Fragmento para leer →
-*-*-
Ya la aprobación del Reglamento del Congreso fue una señal de alarma sobre la deficiente preparación técnico-jurídica de nuestros legisladores. Ahora, el borrador de proyecto constitucional pone todavía más de relieve ese bajo nivel teórico, pele a que en la ponencia figuren dos catedráticos de Derecho Constitucional. Sin sentidos tales como el incluido en el artículo 1 («La soberanía reside en el pueblo, que la ejerce, de acuerdo con la Constitución.») o peticiones de principio como el rechazo de «los casos de abuso y desviación de poder» (artículo 13), navegan en un mar de imprecisiones técnicas y prosa burocrática. No se trata, por supuesto, de pedir originalidad o genialidad a la futura Constitución; pero sí se pueden exigir los niveles de decoro y rigor apetecidos.

La historia constitucional de las dos posguerras europeas abunda en ejemplos de textos constitucionales; redactados por profesores y expertos sin filiación partidaria, a quienes se encomendaba la tarea de fijar por escrito, de manera clara, rigurosa y coherente, los acuerdos de principio a que habían llegado los políticos. Los borradores pergeñados por la ponencia pueden tomarse como un acuerdo -satisfactorio- de base entre los partidos; pero si no son entregados a los técnicos en Derecho que puedan convertirlos en un texto preciso y congruente, la ley fundamental de nuestra convivencia será un verdadero adefesio, carente de viabilidad práctica.
-*-*-
Registros de una colección
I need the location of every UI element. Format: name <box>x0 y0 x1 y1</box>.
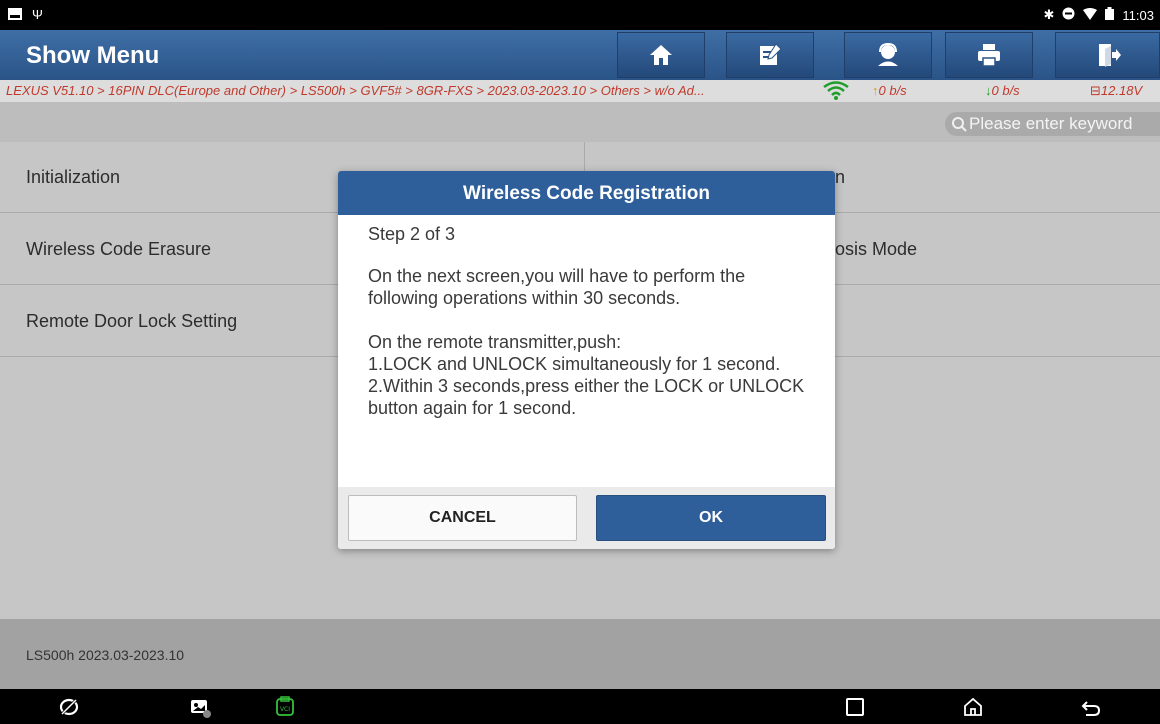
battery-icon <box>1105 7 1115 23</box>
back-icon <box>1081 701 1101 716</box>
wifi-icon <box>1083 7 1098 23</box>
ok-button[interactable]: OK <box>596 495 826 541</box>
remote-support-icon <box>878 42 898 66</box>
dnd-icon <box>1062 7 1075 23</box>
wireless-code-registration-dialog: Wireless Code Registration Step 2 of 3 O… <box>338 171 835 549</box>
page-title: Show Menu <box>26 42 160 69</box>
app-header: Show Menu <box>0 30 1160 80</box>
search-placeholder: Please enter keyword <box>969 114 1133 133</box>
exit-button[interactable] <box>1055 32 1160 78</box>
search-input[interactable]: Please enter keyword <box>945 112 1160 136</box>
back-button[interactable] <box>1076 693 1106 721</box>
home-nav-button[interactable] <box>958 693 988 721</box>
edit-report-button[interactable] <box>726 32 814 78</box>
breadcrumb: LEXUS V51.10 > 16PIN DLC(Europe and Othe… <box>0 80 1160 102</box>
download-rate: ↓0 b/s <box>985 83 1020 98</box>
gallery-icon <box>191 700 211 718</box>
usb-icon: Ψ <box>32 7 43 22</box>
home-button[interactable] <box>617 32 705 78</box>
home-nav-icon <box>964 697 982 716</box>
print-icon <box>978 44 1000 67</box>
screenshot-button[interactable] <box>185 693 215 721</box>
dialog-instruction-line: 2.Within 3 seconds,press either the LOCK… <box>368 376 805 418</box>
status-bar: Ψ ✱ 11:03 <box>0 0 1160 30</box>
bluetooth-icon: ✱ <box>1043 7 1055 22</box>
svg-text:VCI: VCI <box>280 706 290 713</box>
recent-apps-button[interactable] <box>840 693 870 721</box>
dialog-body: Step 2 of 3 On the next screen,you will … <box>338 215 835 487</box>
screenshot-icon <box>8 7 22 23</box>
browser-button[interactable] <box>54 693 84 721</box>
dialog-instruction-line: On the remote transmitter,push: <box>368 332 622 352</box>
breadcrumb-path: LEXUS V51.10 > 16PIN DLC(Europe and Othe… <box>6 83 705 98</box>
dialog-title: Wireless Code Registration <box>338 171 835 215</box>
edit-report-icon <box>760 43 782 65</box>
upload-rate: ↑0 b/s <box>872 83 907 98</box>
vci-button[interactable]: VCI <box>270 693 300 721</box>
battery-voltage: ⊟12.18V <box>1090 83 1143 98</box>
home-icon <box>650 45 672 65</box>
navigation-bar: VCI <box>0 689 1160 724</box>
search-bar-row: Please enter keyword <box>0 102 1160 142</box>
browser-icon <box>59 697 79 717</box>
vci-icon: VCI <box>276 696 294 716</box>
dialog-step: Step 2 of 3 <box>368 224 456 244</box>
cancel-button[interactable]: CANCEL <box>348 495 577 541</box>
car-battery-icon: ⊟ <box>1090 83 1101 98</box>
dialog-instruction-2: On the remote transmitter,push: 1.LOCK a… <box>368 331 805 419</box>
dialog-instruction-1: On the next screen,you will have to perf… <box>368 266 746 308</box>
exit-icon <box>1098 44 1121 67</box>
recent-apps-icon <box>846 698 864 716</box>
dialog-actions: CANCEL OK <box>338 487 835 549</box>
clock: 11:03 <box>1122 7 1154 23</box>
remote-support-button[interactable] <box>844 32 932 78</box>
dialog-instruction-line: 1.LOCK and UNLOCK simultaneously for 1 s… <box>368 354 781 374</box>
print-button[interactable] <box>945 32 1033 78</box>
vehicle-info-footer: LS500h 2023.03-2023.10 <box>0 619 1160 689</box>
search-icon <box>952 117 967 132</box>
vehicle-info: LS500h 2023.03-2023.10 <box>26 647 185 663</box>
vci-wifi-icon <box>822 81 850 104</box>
-*-*-
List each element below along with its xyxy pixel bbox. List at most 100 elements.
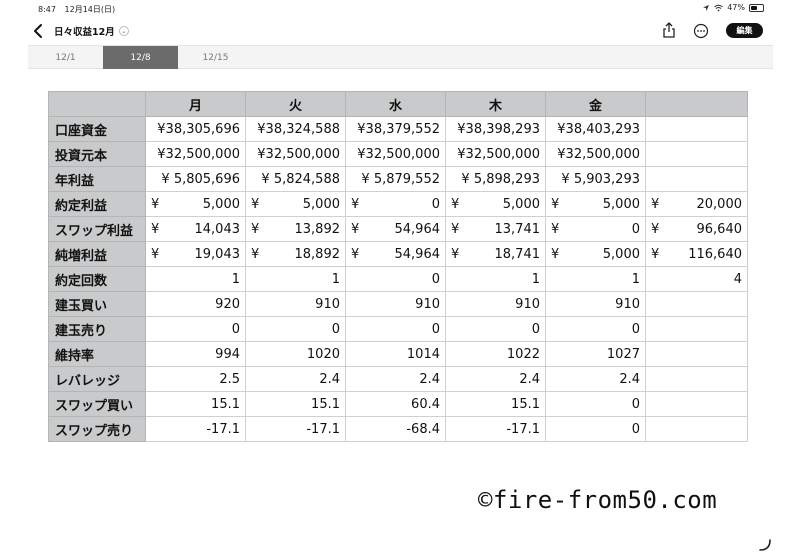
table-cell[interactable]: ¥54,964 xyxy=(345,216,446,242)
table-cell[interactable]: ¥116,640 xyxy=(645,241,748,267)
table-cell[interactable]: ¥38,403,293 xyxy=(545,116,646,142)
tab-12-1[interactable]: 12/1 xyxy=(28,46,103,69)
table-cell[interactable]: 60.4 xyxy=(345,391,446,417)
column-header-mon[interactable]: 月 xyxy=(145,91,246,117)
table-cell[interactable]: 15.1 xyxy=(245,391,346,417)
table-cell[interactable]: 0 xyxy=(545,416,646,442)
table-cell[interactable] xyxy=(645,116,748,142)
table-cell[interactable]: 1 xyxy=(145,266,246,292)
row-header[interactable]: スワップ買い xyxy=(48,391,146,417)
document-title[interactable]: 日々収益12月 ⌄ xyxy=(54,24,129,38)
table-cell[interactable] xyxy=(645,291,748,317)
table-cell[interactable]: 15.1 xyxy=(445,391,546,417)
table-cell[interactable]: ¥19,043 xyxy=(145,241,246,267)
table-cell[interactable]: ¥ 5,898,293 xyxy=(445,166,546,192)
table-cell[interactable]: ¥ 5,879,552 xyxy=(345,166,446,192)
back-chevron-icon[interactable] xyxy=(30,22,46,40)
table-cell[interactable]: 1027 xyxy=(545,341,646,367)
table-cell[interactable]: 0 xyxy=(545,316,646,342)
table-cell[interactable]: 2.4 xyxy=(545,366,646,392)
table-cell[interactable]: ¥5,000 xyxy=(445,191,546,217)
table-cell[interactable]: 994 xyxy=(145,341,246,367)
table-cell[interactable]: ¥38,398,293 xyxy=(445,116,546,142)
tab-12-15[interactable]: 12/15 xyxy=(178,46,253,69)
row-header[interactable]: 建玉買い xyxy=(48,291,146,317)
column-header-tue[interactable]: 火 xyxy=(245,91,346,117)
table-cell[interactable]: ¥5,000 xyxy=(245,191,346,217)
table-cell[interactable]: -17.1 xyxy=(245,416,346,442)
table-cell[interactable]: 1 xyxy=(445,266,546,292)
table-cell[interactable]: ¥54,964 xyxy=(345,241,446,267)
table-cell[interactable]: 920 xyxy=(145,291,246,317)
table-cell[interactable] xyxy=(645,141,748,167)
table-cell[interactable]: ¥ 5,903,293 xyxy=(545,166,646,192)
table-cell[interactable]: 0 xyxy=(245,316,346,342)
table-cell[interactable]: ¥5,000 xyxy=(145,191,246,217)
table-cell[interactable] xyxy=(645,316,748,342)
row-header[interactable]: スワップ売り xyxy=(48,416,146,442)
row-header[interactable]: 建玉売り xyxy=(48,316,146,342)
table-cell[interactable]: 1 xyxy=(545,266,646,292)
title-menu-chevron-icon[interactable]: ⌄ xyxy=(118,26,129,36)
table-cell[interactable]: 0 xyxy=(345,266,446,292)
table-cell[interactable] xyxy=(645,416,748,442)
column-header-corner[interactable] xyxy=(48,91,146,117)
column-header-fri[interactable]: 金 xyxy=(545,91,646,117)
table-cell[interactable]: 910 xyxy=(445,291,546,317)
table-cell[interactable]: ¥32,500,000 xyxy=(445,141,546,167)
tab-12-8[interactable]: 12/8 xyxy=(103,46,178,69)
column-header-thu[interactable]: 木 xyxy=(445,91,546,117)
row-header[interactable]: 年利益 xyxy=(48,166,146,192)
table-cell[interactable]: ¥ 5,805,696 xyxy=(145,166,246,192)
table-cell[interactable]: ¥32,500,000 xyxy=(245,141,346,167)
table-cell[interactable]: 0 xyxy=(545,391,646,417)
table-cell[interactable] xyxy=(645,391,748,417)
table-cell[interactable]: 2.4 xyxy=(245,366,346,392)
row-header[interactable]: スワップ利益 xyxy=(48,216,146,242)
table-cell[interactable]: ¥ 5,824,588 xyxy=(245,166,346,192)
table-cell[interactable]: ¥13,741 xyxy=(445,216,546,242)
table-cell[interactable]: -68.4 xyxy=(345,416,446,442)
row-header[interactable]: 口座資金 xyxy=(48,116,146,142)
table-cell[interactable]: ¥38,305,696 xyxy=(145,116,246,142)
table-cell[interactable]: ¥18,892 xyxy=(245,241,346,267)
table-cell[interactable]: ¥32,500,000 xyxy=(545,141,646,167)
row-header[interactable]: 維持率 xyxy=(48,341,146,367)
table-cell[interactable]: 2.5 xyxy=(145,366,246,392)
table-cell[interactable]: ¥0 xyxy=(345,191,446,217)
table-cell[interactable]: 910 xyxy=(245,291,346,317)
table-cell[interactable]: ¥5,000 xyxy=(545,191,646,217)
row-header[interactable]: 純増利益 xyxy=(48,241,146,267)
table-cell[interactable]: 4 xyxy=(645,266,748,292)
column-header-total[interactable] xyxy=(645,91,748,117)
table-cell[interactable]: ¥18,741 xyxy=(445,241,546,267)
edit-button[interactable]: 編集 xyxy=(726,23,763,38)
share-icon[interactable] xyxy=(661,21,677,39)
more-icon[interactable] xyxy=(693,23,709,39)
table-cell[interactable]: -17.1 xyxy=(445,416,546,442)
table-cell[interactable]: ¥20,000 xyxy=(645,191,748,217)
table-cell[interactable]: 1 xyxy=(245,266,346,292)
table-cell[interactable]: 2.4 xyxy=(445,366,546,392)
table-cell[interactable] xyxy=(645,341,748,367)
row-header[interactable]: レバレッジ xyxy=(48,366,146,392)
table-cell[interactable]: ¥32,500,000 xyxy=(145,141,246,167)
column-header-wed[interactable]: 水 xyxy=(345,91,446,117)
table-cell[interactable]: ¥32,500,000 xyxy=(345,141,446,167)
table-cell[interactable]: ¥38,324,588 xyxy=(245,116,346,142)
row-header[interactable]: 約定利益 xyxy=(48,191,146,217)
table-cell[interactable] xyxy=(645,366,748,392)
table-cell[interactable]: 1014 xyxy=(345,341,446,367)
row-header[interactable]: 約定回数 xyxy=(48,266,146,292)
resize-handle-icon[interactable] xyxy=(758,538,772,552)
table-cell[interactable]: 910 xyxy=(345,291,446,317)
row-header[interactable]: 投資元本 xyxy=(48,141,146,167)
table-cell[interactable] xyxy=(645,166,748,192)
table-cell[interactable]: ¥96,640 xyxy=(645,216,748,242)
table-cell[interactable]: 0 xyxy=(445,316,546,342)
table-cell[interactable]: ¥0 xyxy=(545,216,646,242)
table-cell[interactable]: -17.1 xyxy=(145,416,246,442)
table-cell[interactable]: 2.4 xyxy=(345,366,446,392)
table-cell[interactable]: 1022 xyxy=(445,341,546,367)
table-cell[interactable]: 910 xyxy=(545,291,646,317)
-*-*-
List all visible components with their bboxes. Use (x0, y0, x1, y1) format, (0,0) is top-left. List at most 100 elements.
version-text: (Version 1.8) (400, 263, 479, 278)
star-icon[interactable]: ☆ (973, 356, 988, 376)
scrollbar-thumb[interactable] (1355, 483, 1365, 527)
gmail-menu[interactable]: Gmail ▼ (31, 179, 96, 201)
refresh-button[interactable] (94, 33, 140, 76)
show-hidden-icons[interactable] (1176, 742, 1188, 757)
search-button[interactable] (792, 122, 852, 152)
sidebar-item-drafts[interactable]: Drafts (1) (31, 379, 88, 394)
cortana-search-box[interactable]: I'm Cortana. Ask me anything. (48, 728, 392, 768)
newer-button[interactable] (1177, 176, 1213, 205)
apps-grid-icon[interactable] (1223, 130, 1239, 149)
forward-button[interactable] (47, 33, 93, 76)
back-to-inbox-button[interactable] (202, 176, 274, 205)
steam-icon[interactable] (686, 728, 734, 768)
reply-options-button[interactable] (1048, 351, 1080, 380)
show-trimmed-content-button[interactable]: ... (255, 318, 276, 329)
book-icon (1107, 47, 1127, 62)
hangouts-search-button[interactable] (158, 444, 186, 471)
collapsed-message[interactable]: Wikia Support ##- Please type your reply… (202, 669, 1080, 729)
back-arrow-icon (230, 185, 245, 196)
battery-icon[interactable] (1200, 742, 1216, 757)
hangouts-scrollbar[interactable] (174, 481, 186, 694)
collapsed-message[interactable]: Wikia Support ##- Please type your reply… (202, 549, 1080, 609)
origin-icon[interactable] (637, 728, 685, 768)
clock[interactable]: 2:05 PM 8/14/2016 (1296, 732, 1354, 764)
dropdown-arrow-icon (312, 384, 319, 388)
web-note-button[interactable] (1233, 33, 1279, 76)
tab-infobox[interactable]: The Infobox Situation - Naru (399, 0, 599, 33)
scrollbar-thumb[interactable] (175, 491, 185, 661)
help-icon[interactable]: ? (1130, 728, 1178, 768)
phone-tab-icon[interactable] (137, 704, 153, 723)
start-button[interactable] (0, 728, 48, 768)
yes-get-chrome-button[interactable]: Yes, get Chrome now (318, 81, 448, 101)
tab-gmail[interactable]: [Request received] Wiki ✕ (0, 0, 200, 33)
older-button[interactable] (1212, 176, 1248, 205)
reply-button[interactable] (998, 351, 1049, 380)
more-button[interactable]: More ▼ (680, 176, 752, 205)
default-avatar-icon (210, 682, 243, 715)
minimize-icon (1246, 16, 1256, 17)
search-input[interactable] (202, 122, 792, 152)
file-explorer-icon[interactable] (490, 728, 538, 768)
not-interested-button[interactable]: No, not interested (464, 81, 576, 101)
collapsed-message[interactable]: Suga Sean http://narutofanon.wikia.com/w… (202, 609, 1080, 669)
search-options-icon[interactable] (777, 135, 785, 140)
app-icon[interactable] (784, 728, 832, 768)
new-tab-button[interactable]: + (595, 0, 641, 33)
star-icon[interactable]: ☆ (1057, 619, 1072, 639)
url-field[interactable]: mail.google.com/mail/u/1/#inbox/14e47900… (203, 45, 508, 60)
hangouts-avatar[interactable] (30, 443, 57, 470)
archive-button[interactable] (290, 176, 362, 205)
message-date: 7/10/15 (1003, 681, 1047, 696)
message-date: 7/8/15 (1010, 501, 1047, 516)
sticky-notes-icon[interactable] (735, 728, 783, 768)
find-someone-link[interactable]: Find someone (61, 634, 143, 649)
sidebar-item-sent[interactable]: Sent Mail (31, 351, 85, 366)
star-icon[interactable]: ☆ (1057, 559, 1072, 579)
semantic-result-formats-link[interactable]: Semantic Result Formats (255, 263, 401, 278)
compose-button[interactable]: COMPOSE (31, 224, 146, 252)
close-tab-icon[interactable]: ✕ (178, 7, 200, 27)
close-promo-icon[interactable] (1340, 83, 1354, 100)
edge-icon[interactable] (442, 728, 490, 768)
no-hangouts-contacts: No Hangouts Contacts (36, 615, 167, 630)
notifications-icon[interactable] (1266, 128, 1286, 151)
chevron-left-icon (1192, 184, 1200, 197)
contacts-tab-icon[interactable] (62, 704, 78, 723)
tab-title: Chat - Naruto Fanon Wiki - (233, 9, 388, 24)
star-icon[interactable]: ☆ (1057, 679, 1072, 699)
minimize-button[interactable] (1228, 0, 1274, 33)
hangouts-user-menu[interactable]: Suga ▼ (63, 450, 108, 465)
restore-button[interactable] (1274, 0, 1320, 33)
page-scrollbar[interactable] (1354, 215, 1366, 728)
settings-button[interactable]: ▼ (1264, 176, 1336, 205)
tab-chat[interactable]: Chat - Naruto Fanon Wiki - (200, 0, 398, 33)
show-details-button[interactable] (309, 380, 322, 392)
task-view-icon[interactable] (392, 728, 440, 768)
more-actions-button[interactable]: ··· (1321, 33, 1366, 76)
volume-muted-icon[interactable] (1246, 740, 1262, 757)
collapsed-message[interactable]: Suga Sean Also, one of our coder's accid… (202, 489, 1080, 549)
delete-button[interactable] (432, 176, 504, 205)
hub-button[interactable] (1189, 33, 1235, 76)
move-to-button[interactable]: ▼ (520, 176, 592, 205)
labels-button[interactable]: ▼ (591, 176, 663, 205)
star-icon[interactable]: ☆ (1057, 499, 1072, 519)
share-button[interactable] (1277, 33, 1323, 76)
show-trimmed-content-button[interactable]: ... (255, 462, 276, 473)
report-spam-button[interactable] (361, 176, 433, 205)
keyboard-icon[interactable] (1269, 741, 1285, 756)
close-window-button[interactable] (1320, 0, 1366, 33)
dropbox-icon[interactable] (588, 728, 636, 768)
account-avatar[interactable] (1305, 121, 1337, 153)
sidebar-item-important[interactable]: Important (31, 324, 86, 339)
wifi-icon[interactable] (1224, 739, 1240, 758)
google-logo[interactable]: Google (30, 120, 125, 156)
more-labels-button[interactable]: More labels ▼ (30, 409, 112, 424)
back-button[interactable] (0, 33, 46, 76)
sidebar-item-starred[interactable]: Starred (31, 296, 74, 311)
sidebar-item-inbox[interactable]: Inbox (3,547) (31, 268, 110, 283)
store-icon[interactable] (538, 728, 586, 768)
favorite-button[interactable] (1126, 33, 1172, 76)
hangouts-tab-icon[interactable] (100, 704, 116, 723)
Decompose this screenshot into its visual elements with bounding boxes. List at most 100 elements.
-*-*-
Instrucciones de la tarea →
(a) Resume en menos palabras el párrafo del fragmento que comienza con «La historia constitucional de las dos posguerras europeas» y conserva sus hechos principales.
(b) Según el fragmento, indica si cada afirmación es correcta o no, y cita las palabras del texto que lo deciden: (i) en la ponencia hay dos catedráticos de Derecho Constitucional; (ii) el autor reclama originalidad a la futura Constitución; (iii) en las posguerras europeas, los textos constitucionales los redactaban los propios políticos.
Los datos no tienen relación alguna con el fragmento.

Respuestas finales →
(a) Tras las dos posguerras europeas, muchas constituciones las redactaron profesores y expertos sin filiación partidaria, que ponían por escrito con claridad y rigor los acuerdos de principio de los políticos. Los borradores de la ponencia sirven como acuerdo básico satisfactorio entre los partidos. Sin embargo, si no se confían a técnicos en Derecho que los conviertan en un texto preciso y congruente, la ley fundamental será un adefesio sin viabilidad práctica.

(b)
(i) Sí: «en la ponencia figuren dos catedráticos de Derecho Constitucional».
(ii) No: «No se trata, por supuesto, de pedir originalidad o genialidad a la futura Constitución».
(iii) No: «redactados por profesores y expertos sin filiación partidaria».